(Dataset entries on figures)
----
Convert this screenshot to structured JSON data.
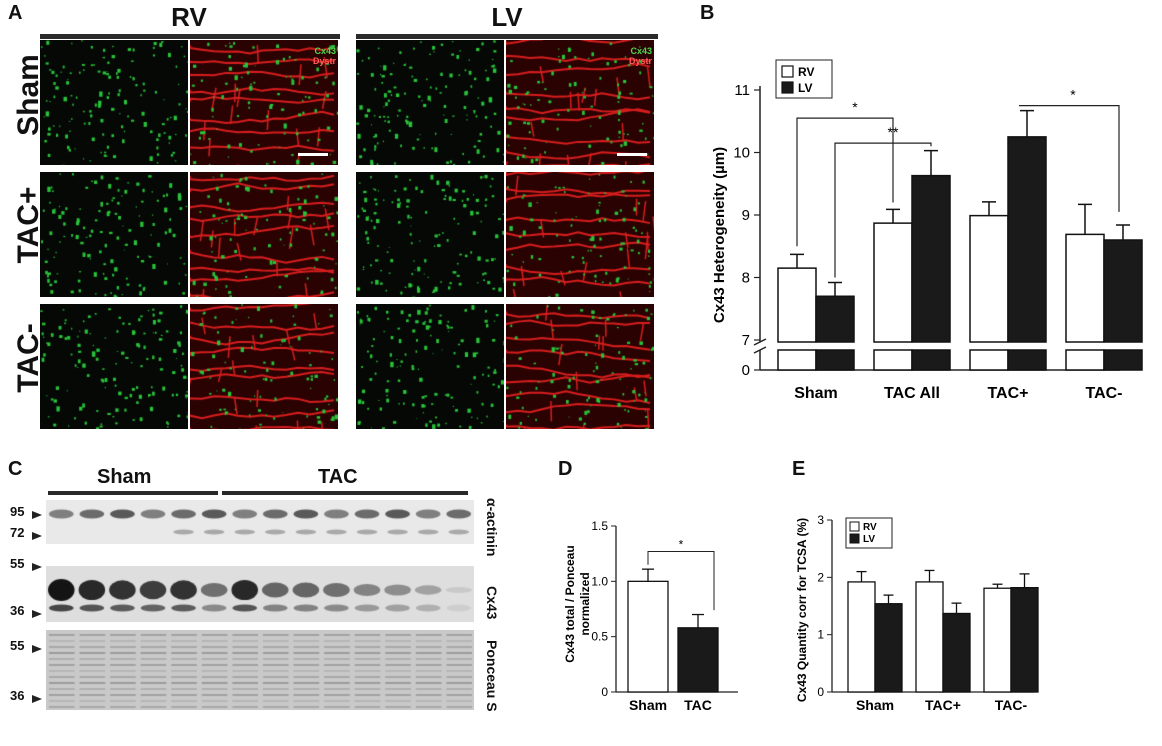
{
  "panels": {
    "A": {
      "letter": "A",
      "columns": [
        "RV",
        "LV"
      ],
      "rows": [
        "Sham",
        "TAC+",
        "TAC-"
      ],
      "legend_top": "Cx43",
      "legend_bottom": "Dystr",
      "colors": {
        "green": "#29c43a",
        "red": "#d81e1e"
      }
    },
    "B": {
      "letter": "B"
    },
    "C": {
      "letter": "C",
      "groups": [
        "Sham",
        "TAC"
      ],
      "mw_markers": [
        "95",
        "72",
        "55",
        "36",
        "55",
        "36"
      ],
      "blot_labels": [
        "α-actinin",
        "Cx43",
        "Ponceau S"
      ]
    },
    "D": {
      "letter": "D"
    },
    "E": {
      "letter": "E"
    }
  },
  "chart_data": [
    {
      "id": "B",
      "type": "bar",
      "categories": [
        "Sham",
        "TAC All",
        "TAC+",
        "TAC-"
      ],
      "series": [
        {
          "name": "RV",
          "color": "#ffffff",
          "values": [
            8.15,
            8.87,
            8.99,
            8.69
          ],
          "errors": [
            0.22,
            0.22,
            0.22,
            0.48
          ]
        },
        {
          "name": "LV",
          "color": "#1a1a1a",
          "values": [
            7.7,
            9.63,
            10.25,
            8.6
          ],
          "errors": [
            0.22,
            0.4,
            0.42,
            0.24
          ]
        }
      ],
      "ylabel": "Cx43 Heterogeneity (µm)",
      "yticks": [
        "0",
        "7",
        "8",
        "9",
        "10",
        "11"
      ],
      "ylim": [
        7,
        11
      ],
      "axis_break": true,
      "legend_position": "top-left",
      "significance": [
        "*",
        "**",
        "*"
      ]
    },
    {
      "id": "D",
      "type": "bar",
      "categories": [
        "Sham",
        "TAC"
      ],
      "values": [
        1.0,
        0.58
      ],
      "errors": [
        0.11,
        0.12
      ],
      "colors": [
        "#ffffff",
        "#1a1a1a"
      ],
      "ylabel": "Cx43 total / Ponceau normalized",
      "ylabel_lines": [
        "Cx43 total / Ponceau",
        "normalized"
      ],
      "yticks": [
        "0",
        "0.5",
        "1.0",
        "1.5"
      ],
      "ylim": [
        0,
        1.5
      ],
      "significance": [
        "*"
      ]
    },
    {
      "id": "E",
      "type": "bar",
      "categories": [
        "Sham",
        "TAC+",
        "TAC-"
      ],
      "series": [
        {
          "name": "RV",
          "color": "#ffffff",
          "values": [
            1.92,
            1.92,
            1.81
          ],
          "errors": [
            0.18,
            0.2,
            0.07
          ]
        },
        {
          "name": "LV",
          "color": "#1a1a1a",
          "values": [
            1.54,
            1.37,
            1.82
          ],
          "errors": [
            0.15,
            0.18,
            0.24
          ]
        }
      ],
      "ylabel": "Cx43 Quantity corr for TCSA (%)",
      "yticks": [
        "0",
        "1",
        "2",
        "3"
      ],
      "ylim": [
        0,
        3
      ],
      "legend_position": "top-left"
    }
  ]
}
----
Each line of the data should be quoted exactly, with pictures left out.

▶ [Final answer]
Convert this screenshot to structured JSON data.
{
  "panels": {
    "A": {
      "letter": "A",
      "columns": [
        "RV",
        "LV"
      ],
      "rows": [
        "Sham",
        "TAC+",
        "TAC-"
      ],
      "legend_top": "Cx43",
      "legend_bottom": "Dystr",
      "colors": {
        "green": "#29c43a",
        "red": "#d81e1e"
      }
    },
    "B": {
      "letter": "B"
    },
    "C": {
      "letter": "C",
      "groups": [
        "Sham",
        "TAC"
      ],
      "mw_markers": [
        "95",
        "72",
        "55",
        "36",
        "55",
        "36"
      ],
      "blot_labels": [
        "α-actinin",
        "Cx43",
        "Ponceau S"
      ]
    },
    "D": {
      "letter": "D"
    },
    "E": {
      "letter": "E"
    }
  },
  "chart_data": [
    {
      "id": "B",
      "type": "bar",
      "categories": [
        "Sham",
        "TAC All",
        "TAC+",
        "TAC-"
      ],
      "series": [
        {
          "name": "RV",
          "color": "#ffffff",
          "values": [
            8.15,
            8.87,
            8.99,
            8.69
          ],
          "errors": [
            0.22,
            0.22,
            0.22,
            0.48
          ]
        },
        {
          "name": "LV",
          "color": "#1a1a1a",
          "values": [
            7.7,
            9.63,
            10.25,
            8.6
          ],
          "errors": [
            0.22,
            0.4,
            0.42,
            0.24
          ]
        }
      ],
      "ylabel": "Cx43 Heterogeneity (µm)",
      "yticks": [
        "0",
        "7",
        "8",
        "9",
        "10",
        "11"
      ],
      "ylim": [
        7,
        11
      ],
      "axis_break": true,
      "legend_position": "top-left",
      "significance": [
        "*",
        "**",
        "*"
      ]
    },
    {
      "id": "D",
      "type": "bar",
      "categories": [
        "Sham",
        "TAC"
      ],
      "values": [
        1.0,
        0.58
      ],
      "errors": [
        0.11,
        0.12
      ],
      "colors": [
        "#ffffff",
        "#1a1a1a"
      ],
      "ylabel": "Cx43 total / Ponceau normalized",
      "ylabel_lines": [
        "Cx43 total / Ponceau",
        "normalized"
      ],
      "yticks": [
        "0",
        "0.5",
        "1.0",
        "1.5"
      ],
      "ylim": [
        0,
        1.5
      ],
      "significance": [
        "*"
      ]
    },
    {
      "id": "E",
      "type": "bar",
      "categories": [
        "Sham",
        "TAC+",
        "TAC-"
      ],
      "series": [
        {
          "name": "RV",
          "color": "#ffffff",
          "values": [
            1.92,
            1.92,
            1.81
          ],
          "errors": [
            0.18,
            0.2,
            0.07
          ]
        },
        {
          "name": "LV",
          "color": "#1a1a1a",
          "values": [
            1.54,
            1.37,
            1.82
          ],
          "errors": [
            0.15,
            0.18,
            0.24
          ]
        }
      ],
      "ylabel": "Cx43 Quantity corr for TCSA (%)",
      "yticks": [
        "0",
        "1",
        "2",
        "3"
      ],
      "ylim": [
        0,
        3
      ],
      "legend_position": "top-left"
    }
  ]
}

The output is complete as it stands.